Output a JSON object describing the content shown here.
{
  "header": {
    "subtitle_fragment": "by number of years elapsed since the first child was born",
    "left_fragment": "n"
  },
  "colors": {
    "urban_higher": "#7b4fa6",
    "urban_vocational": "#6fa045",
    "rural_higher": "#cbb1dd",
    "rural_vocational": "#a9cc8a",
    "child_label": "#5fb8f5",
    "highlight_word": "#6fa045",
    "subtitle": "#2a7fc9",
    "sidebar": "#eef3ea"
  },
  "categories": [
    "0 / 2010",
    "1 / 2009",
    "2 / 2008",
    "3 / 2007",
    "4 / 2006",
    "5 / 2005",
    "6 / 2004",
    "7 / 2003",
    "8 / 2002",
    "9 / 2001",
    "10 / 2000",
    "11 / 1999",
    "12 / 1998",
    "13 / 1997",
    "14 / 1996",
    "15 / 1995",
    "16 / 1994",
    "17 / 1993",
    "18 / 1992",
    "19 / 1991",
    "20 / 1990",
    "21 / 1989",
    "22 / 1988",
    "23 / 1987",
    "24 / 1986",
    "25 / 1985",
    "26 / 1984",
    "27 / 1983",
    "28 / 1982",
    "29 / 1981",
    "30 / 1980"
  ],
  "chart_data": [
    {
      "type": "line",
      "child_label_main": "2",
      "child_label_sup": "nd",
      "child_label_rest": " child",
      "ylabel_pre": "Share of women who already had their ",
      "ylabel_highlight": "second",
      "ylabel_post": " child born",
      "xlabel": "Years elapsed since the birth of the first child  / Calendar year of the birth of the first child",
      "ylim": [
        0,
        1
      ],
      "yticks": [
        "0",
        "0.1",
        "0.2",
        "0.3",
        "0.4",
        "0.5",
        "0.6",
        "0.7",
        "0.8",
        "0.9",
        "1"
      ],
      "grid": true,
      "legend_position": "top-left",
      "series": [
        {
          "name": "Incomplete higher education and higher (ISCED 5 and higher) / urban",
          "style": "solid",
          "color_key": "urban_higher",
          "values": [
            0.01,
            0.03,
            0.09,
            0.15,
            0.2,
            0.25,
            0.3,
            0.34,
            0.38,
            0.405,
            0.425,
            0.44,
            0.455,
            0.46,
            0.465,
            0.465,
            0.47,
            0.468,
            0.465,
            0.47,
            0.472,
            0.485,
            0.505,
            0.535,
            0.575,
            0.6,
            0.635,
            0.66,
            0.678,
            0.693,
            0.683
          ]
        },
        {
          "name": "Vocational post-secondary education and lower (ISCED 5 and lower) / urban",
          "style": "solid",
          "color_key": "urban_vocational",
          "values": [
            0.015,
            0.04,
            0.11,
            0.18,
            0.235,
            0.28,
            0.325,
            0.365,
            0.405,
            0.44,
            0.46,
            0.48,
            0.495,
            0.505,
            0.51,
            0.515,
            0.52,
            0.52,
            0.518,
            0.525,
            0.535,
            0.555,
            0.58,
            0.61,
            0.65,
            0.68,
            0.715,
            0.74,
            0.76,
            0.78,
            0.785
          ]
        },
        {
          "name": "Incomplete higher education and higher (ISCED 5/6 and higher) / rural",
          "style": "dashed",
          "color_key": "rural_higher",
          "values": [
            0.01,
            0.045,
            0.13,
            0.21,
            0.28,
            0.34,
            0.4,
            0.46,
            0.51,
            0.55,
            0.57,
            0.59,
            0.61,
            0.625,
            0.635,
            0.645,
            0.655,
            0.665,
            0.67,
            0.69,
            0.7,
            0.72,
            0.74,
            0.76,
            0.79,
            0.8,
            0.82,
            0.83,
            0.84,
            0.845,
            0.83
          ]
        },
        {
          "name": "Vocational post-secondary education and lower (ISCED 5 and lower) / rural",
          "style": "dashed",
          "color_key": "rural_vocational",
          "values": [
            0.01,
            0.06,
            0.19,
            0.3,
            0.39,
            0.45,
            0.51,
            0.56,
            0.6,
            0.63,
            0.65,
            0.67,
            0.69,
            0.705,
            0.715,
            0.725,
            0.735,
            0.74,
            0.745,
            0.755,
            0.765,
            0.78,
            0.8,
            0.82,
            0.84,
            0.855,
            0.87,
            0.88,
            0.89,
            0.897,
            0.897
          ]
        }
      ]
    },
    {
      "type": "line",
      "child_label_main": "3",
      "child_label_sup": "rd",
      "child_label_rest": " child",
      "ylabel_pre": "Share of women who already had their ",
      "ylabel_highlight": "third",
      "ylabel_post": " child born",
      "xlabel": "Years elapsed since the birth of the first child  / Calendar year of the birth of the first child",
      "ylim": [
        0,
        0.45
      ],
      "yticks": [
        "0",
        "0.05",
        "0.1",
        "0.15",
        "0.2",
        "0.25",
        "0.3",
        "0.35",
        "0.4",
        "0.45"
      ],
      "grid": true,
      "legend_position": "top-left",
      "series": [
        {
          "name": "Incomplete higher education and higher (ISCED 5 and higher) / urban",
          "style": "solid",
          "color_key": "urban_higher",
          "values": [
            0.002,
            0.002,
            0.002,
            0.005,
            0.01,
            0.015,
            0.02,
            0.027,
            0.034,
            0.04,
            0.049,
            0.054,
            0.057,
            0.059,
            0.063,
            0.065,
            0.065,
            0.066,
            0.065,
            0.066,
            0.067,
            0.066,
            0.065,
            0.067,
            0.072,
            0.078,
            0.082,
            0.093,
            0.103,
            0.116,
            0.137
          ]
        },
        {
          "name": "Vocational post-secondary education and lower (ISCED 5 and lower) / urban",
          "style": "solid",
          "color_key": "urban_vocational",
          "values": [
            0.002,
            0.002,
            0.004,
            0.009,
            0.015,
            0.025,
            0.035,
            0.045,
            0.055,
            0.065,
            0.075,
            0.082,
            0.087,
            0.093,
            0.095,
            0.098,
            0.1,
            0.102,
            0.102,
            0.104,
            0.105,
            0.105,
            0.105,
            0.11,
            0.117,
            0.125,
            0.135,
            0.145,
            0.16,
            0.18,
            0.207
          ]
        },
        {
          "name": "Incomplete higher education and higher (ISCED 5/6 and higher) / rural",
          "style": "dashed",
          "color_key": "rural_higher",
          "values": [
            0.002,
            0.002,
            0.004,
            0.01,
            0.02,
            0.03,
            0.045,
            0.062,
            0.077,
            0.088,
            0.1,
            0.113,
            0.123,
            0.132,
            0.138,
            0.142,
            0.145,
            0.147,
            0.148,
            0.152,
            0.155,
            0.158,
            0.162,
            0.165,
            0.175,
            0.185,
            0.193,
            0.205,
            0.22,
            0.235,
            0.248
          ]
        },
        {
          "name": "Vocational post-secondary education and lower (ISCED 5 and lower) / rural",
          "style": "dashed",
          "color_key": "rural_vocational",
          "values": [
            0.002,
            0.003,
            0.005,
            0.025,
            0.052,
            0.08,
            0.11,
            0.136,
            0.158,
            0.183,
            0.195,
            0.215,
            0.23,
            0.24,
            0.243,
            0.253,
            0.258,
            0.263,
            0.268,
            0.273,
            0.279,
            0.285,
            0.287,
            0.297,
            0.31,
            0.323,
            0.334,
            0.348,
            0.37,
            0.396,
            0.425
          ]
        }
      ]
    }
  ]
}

◆ ◆ ◆

The exercise:
Reproduce the full listing above, character for character.

The response:
Output a JSON object describing the content shown here.
{
  "header": {
    "subtitle_fragment": "by number of years elapsed since the first child was born",
    "left_fragment": "n"
  },
  "colors": {
    "urban_higher": "#7b4fa6",
    "urban_vocational": "#6fa045",
    "rural_higher": "#cbb1dd",
    "rural_vocational": "#a9cc8a",
    "child_label": "#5fb8f5",
    "highlight_word": "#6fa045",
    "subtitle": "#2a7fc9",
    "sidebar": "#eef3ea"
  },
  "categories": [
    "0 / 2010",
    "1 / 2009",
    "2 / 2008",
    "3 / 2007",
    "4 / 2006",
    "5 / 2005",
    "6 / 2004",
    "7 / 2003",
    "8 / 2002",
    "9 / 2001",
    "10 / 2000",
    "11 / 1999",
    "12 / 1998",
    "13 / 1997",
    "14 / 1996",
    "15 / 1995",
    "16 / 1994",
    "17 / 1993",
    "18 / 1992",
    "19 / 1991",
    "20 / 1990",
    "21 / 1989",
    "22 / 1988",
    "23 / 1987",
    "24 / 1986",
    "25 / 1985",
    "26 / 1984",
    "27 / 1983",
    "28 / 1982",
    "29 / 1981",
    "30 / 1980"
  ],
  "chart_data": [
    {
      "type": "line",
      "child_label_main": "2",
      "child_label_sup": "nd",
      "child_label_rest": " child",
      "ylabel_pre": "Share of women who already had their ",
      "ylabel_highlight": "second",
      "ylabel_post": " child born",
      "xlabel": "Years elapsed since the birth of the first child  / Calendar year of the birth of the first child",
      "ylim": [
        0,
        1
      ],
      "yticks": [
        "0",
        "0.1",
        "0.2",
        "0.3",
        "0.4",
        "0.5",
        "0.6",
        "0.7",
        "0.8",
        "0.9",
        "1"
      ],
      "grid": true,
      "legend_position": "top-left",
      "series": [
        {
          "name": "Incomplete higher education and higher (ISCED 5 and higher) / urban",
          "style": "solid",
          "color_key": "urban_higher",
          "values": [
            0.01,
            0.03,
            0.09,
            0.15,
            0.2,
            0.25,
            0.3,
            0.34,
            0.38,
            0.405,
            0.425,
            0.44,
            0.455,
            0.46,
            0.465,
            0.465,
            0.47,
            0.468,
            0.465,
            0.47,
            0.472,
            0.485,
            0.505,
            0.535,
            0.575,
            0.6,
            0.635,
            0.66,
            0.678,
            0.693,
            0.683
          ]
        },
        {
          "name": "Vocational post-secondary education and lower (ISCED 5 and lower) / urban",
          "style": "solid",
          "color_key": "urban_vocational",
          "values": [
            0.015,
            0.04,
            0.11,
            0.18,
            0.235,
            0.28,
            0.325,
            0.365,
            0.405,
            0.44,
            0.46,
            0.48,
            0.495,
            0.505,
            0.51,
            0.515,
            0.52,
            0.52,
            0.518,
            0.525,
            0.535,
            0.555,
            0.58,
            0.61,
            0.65,
            0.68,
            0.715,
            0.74,
            0.76,
            0.78,
            0.785
          ]
        },
        {
          "name": "Incomplete higher education and higher (ISCED 5/6 and higher) / rural",
          "style": "dashed",
          "color_key": "rural_higher",
          "values": [
            0.01,
            0.045,
            0.13,
            0.21,
            0.28,
            0.34,
            0.4,
            0.46,
            0.51,
            0.55,
            0.57,
            0.59,
            0.61,
            0.625,
            0.635,
            0.645,
            0.655,
            0.665,
            0.67,
            0.69,
            0.7,
            0.72,
            0.74,
            0.76,
            0.79,
            0.8,
            0.82,
            0.83,
            0.84,
            0.845,
            0.83
          ]
        },
        {
          "name": "Vocational post-secondary education and lower (ISCED 5 and lower) / rural",
          "style": "dashed",
          "color_key": "rural_vocational",
          "values": [
            0.01,
            0.06,
            0.19,
            0.3,
            0.39,
            0.45,
            0.51,
            0.56,
            0.6,
            0.63,
            0.65,
            0.67,
            0.69,
            0.705,
            0.715,
            0.725,
            0.735,
            0.74,
            0.745,
            0.755,
            0.765,
            0.78,
            0.8,
            0.82,
            0.84,
            0.855,
            0.87,
            0.88,
            0.89,
            0.897,
            0.897
          ]
        }
      ]
    },
    {
      "type": "line",
      "child_label_main": "3",
      "child_label_sup": "rd",
      "child_label_rest": " child",
      "ylabel_pre": "Share of women who already had their ",
      "ylabel_highlight": "third",
      "ylabel_post": " child born",
      "xlabel": "Years elapsed since the birth of the first child  / Calendar year of the birth of the first child",
      "ylim": [
        0,
        0.45
      ],
      "yticks": [
        "0",
        "0.05",
        "0.1",
        "0.15",
        "0.2",
        "0.25",
        "0.3",
        "0.35",
        "0.4",
        "0.45"
      ],
      "grid": true,
      "legend_position": "top-left",
      "series": [
        {
          "name": "Incomplete higher education and higher (ISCED 5 and higher) / urban",
          "style": "solid",
          "color_key": "urban_higher",
          "values": [
            0.002,
            0.002,
            0.002,
            0.005,
            0.01,
            0.015,
            0.02,
            0.027,
            0.034,
            0.04,
            0.049,
            0.054,
            0.057,
            0.059,
            0.063,
            0.065,
            0.065,
            0.066,
            0.065,
            0.066,
            0.067,
            0.066,
            0.065,
            0.067,
            0.072,
            0.078,
            0.082,
            0.093,
            0.103,
            0.116,
            0.137
          ]
        },
        {
          "name": "Vocational post-secondary education and lower (ISCED 5 and lower) / urban",
          "style": "solid",
          "color_key": "urban_vocational",
          "values": [
            0.002,
            0.002,
            0.004,
            0.009,
            0.015,
            0.025,
            0.035,
            0.045,
            0.055,
            0.065,
            0.075,
            0.082,
            0.087,
            0.093,
            0.095,
            0.098,
            0.1,
            0.102,
            0.102,
            0.104,
            0.105,
            0.105,
            0.105,
            0.11,
            0.117,
            0.125,
            0.135,
            0.145,
            0.16,
            0.18,
            0.207
          ]
        },
        {
          "name": "Incomplete higher education and higher (ISCED 5/6 and higher) / rural",
          "style": "dashed",
          "color_key": "rural_higher",
          "values": [
            0.002,
            0.002,
            0.004,
            0.01,
            0.02,
            0.03,
            0.045,
            0.062,
            0.077,
            0.088,
            0.1,
            0.113,
            0.123,
            0.132,
            0.138,
            0.142,
            0.145,
            0.147,
            0.148,
            0.152,
            0.155,
            0.158,
            0.162,
            0.165,
            0.175,
            0.185,
            0.193,
            0.205,
            0.22,
            0.235,
            0.248
          ]
        },
        {
          "name": "Vocational post-secondary education and lower (ISCED 5 and lower) / rural",
          "style": "dashed",
          "color_key": "rural_vocational",
          "values": [
            0.002,
            0.003,
            0.005,
            0.025,
            0.052,
            0.08,
            0.11,
            0.136,
            0.158,
            0.183,
            0.195,
            0.215,
            0.23,
            0.24,
            0.243,
            0.253,
            0.258,
            0.263,
            0.268,
            0.273,
            0.279,
            0.285,
            0.287,
            0.297,
            0.31,
            0.323,
            0.334,
            0.348,
            0.37,
            0.396,
            0.425
          ]
        }
      ]
    }
  ]
}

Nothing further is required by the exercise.